RECORDS TO PROCESS →
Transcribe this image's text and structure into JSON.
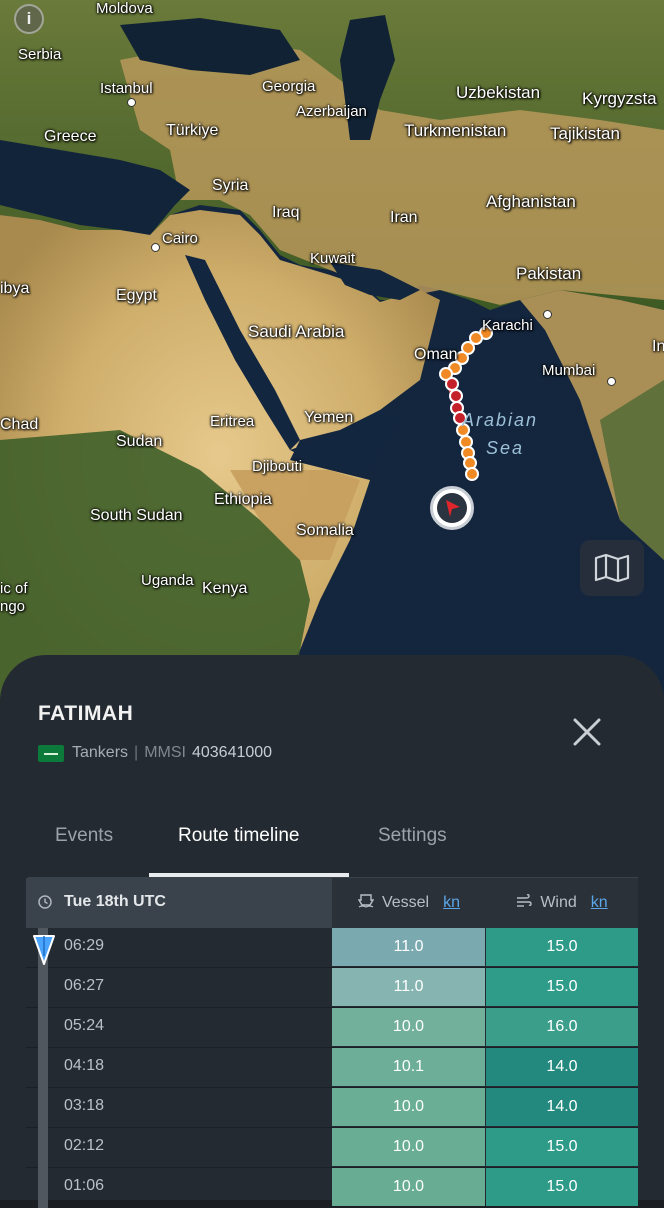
{
  "map": {
    "countries": [
      "Moldova",
      "Serbia",
      "Greece",
      "Türkiye",
      "Georgia",
      "Azerbaijan",
      "Uzbekistan",
      "Kyrgyzsta",
      "Turkmenistan",
      "Tajikistan",
      "Syria",
      "Iraq",
      "Iran",
      "Afghanistan",
      "Kuwait",
      "Pakistan",
      "ibya",
      "Egypt",
      "Saudi Arabia",
      "Oman",
      "Chad",
      "Sudan",
      "Eritrea",
      "Yemen",
      "Djibouti",
      "Ethiopia",
      "South Sudan",
      "Somalia",
      "Uganda",
      "Kenya",
      "ic of",
      "ngo",
      "In"
    ],
    "cities": [
      "Istanbul",
      "Cairo",
      "Karachi",
      "Mumbai"
    ],
    "sea": [
      "Arabian",
      "Sea"
    ],
    "info_icon": "info-icon",
    "layers_icon": "map-icon"
  },
  "vessel": {
    "name": "FATIMAH",
    "type": "Tankers",
    "mmsi_label": "MMSI",
    "mmsi": "403641000",
    "flag": "saudi-arabia-flag"
  },
  "tabs": [
    "Events",
    "Route timeline",
    "Settings"
  ],
  "active_tab": "Route timeline",
  "timeline": {
    "date_label": "Tue 18th UTC",
    "vessel_label": "Vessel",
    "wind_label": "Wind",
    "unit": "kn",
    "rows": [
      {
        "time": "06:29",
        "vessel": "11.0",
        "wind": "15.0"
      },
      {
        "time": "06:27",
        "vessel": "11.0",
        "wind": "15.0"
      },
      {
        "time": "05:24",
        "vessel": "10.0",
        "wind": "16.0"
      },
      {
        "time": "04:18",
        "vessel": "10.1",
        "wind": "14.0"
      },
      {
        "time": "03:18",
        "vessel": "10.0",
        "wind": "14.0"
      },
      {
        "time": "02:12",
        "vessel": "10.0",
        "wind": "15.0"
      },
      {
        "time": "01:06",
        "vessel": "10.0",
        "wind": "15.0"
      }
    ]
  },
  "colors": {
    "vessel_cells": [
      "#7ba9b0",
      "#86b4b0",
      "#72b09b",
      "#6cae98",
      "#6aae96",
      "#68ad94",
      "#67ac93"
    ],
    "wind_cells": [
      "#2e9a88",
      "#2f9b89",
      "#3a9e8a",
      "#23897f",
      "#23897f",
      "#2e9a88",
      "#2e9a88"
    ],
    "track_orange": "#f08a24",
    "track_red": "#c4202a",
    "accent_blue": "#5aa6e8"
  }
}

DO THIS → From the material given, work out how many lines hold the string "timeline"; state that number and nothing further.

OUTPUT FOR THIS TASK → 3